_Task_
Set down the data below without change, skipping the pictures it holds.

___ Input for this task ___

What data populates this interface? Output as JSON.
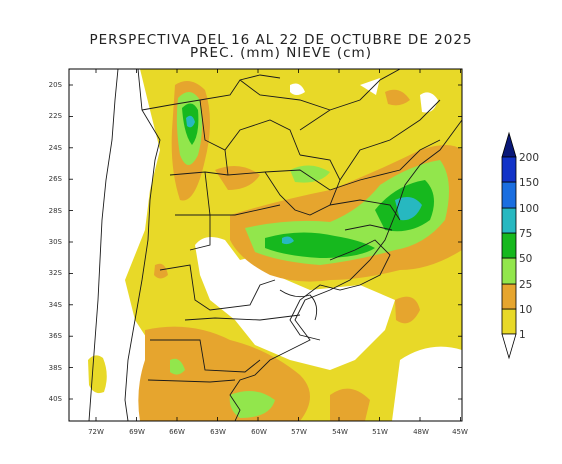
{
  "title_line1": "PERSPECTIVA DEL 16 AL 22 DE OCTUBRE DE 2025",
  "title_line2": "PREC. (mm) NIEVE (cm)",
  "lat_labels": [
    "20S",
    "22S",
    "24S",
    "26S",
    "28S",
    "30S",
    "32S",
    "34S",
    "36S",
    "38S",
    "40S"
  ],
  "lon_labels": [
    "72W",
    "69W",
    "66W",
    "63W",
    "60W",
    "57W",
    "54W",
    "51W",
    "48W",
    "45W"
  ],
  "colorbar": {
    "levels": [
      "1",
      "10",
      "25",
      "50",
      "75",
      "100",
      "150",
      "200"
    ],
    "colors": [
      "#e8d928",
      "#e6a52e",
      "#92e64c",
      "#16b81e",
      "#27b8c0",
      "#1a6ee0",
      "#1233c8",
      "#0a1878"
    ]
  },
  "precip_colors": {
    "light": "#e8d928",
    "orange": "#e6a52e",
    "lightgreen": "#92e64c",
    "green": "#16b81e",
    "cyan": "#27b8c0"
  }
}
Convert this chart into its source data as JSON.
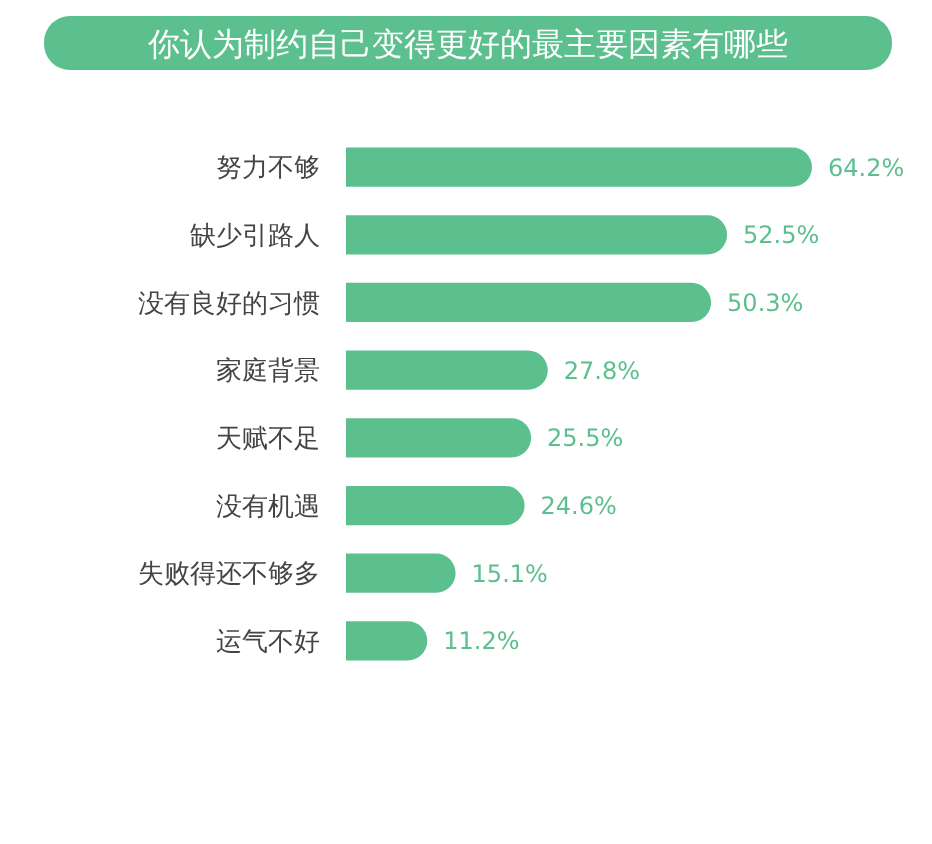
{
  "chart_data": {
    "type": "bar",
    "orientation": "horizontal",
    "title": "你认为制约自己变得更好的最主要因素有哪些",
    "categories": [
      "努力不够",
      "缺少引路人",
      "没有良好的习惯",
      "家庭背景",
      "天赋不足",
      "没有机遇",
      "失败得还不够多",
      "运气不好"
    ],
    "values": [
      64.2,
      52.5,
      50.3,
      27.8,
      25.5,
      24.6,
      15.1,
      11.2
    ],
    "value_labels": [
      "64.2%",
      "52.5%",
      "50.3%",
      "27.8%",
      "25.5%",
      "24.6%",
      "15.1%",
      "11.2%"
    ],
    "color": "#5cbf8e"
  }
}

___

_Output below_
What data populates this interface? Output as JSON.
{
  "title_line1": "PERSPECTIVA DEL 16 AL 22 DE OCTUBRE DE 2025",
  "title_line2": "PREC. (mm) NIEVE (cm)",
  "lat_labels": [
    "20S",
    "22S",
    "24S",
    "26S",
    "28S",
    "30S",
    "32S",
    "34S",
    "36S",
    "38S",
    "40S"
  ],
  "lon_labels": [
    "72W",
    "69W",
    "66W",
    "63W",
    "60W",
    "57W",
    "54W",
    "51W",
    "48W",
    "45W"
  ],
  "colorbar": {
    "levels": [
      "1",
      "10",
      "25",
      "50",
      "75",
      "100",
      "150",
      "200"
    ],
    "colors": [
      "#e8d928",
      "#e6a52e",
      "#92e64c",
      "#16b81e",
      "#27b8c0",
      "#1a6ee0",
      "#1233c8",
      "#0a1878"
    ]
  },
  "precip_colors": {
    "light": "#e8d928",
    "orange": "#e6a52e",
    "lightgreen": "#92e64c",
    "green": "#16b81e",
    "cyan": "#27b8c0"
  }
}
Convert this chart into its source data as JSON.
{
  "chart_data": {
    "type": "bar",
    "orientation": "horizontal",
    "title": "你认为制约自己变得更好的最主要因素有哪些",
    "categories": [
      "努力不够",
      "缺少引路人",
      "没有良好的习惯",
      "家庭背景",
      "天赋不足",
      "没有机遇",
      "失败得还不够多",
      "运气不好"
    ],
    "values": [
      64.2,
      52.5,
      50.3,
      27.8,
      25.5,
      24.6,
      15.1,
      11.2
    ],
    "value_labels": [
      "64.2%",
      "52.5%",
      "50.3%",
      "27.8%",
      "25.5%",
      "24.6%",
      "15.1%",
      "11.2%"
    ],
    "color": "#5cbf8e"
  }
}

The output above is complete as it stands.